Instructions to follow: Your task is to copy every line of the records below that contains "this".

Material supplied:
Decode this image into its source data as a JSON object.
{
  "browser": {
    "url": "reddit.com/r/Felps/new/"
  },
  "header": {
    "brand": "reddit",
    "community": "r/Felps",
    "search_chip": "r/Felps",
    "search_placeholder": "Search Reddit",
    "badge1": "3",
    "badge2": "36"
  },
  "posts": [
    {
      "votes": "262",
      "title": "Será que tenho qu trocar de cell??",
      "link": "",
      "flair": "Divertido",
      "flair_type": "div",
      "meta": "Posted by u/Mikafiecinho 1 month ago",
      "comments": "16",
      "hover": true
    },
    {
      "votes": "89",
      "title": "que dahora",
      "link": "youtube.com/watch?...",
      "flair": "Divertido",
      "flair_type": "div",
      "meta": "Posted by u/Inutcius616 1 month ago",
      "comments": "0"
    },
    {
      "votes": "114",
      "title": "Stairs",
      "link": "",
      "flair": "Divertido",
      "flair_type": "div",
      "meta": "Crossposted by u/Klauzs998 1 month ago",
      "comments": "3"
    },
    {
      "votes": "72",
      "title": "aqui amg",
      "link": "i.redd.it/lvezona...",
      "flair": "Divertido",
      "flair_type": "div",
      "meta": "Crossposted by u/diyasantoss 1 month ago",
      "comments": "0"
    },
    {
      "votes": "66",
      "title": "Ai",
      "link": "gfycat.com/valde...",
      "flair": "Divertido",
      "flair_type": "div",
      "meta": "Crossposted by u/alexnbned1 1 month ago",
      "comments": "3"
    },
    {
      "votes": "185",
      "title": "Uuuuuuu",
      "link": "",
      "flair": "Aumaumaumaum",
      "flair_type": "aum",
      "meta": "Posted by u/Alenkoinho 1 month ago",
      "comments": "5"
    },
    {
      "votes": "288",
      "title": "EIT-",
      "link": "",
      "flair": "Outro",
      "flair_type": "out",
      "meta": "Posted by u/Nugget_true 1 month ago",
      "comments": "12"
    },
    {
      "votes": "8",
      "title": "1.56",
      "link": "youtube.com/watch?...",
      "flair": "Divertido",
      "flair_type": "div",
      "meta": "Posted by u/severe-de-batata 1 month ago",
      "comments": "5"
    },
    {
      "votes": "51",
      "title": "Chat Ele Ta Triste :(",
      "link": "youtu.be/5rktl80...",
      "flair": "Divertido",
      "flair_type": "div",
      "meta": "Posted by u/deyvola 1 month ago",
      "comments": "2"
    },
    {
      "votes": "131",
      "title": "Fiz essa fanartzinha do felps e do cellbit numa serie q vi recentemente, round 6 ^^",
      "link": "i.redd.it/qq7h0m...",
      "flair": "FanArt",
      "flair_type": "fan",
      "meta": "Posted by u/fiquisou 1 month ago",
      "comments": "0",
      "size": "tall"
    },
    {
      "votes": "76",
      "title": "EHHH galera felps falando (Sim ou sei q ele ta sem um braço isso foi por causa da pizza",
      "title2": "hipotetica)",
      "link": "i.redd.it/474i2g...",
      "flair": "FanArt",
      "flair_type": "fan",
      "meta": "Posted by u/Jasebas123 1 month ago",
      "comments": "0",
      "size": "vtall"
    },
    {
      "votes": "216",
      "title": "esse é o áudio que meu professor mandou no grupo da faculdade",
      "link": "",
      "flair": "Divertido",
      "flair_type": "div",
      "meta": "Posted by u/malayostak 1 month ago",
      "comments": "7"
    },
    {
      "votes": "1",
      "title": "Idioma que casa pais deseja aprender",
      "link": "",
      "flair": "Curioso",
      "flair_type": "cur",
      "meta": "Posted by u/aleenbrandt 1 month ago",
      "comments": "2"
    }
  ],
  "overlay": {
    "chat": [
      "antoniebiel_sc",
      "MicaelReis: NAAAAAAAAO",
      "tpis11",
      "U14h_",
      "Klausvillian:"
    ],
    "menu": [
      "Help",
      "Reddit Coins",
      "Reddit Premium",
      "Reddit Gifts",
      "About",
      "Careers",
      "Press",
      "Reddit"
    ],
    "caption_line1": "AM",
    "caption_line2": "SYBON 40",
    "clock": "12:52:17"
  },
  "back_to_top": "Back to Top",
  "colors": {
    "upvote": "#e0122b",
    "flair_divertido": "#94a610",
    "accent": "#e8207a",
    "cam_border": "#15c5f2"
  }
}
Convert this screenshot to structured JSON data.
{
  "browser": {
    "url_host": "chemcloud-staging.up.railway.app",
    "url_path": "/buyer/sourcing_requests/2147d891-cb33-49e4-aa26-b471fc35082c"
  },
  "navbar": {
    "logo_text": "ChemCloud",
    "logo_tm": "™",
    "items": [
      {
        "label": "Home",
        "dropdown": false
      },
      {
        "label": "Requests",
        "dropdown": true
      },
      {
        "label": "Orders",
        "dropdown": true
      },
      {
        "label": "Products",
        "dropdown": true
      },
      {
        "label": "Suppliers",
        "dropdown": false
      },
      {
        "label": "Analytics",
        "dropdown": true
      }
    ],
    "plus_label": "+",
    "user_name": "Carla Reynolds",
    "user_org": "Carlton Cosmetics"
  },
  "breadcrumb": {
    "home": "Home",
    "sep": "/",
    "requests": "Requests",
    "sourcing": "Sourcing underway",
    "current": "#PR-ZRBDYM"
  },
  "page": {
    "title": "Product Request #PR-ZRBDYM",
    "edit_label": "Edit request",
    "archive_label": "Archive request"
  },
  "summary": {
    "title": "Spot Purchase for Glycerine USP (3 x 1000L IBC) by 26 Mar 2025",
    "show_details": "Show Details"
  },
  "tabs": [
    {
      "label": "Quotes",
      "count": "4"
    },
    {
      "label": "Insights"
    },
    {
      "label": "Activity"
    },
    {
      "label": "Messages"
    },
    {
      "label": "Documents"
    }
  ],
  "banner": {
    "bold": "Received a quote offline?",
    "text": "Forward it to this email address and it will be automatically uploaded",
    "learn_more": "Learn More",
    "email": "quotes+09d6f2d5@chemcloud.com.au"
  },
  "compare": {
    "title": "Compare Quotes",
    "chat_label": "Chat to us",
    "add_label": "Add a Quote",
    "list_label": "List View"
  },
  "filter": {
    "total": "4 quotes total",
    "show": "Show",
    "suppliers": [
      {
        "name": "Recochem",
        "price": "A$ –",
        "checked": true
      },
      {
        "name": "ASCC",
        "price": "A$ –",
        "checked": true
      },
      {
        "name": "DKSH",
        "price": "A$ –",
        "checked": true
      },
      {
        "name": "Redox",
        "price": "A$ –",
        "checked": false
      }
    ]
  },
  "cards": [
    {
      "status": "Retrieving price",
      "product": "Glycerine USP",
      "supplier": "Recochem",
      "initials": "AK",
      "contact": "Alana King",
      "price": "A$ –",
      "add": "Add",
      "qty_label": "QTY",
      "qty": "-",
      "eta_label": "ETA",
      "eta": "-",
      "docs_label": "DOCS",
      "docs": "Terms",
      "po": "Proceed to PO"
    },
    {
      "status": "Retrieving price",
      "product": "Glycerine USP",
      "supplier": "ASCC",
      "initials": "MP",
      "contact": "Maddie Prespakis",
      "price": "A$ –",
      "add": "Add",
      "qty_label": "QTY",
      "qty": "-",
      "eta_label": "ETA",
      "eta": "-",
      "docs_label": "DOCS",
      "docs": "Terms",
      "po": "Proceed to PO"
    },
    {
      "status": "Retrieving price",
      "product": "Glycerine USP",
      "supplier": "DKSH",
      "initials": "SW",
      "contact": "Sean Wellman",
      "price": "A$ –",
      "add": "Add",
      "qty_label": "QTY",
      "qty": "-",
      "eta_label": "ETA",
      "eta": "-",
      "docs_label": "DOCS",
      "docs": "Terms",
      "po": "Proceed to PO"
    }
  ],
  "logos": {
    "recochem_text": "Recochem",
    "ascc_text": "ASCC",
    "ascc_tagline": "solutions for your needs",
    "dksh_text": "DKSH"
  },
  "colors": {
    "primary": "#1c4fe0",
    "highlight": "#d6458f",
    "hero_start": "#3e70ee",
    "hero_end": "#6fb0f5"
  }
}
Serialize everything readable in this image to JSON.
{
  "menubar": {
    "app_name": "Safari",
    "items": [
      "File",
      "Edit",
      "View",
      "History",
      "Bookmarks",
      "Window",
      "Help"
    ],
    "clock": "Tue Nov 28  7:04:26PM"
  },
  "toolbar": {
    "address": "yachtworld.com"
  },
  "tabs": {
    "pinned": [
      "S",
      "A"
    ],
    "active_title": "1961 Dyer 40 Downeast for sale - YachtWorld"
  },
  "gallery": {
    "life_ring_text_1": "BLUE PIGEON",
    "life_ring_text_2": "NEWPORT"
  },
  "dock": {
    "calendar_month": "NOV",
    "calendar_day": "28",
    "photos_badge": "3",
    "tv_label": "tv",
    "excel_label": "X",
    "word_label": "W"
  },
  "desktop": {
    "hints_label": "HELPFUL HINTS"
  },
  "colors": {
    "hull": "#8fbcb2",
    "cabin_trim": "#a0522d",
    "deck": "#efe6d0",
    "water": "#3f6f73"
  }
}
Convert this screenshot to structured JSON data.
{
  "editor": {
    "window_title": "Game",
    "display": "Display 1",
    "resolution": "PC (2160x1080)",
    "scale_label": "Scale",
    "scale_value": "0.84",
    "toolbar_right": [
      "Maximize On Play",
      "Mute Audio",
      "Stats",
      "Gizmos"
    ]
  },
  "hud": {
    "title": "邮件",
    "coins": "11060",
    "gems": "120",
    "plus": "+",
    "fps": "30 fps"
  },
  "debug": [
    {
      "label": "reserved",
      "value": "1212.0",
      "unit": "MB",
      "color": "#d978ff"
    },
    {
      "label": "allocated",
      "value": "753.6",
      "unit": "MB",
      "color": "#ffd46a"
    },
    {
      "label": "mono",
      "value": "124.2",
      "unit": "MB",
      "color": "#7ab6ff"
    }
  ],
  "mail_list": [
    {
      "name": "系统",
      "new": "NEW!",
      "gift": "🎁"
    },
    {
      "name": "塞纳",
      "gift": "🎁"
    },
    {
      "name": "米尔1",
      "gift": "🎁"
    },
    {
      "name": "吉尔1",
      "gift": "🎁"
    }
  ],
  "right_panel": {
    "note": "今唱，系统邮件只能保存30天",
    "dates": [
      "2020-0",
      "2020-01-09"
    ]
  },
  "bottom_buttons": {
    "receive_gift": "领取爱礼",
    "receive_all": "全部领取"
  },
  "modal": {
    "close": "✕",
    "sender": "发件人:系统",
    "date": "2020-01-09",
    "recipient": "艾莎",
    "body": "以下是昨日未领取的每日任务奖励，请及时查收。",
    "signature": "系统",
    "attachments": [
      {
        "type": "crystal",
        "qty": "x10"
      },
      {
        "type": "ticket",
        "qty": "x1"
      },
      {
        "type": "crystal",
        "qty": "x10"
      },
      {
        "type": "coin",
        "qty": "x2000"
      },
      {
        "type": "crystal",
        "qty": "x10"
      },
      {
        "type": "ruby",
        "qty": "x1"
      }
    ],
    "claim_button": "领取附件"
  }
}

Written answer:
Decode this image into its source data as a JSON object.
Convert this screenshot to structured JSON data.
    "text": "Forward it to this email address and it will be automatically uploaded",
Serialize everything readable in this image to JSON.
Convert this screenshot to structured JSON data.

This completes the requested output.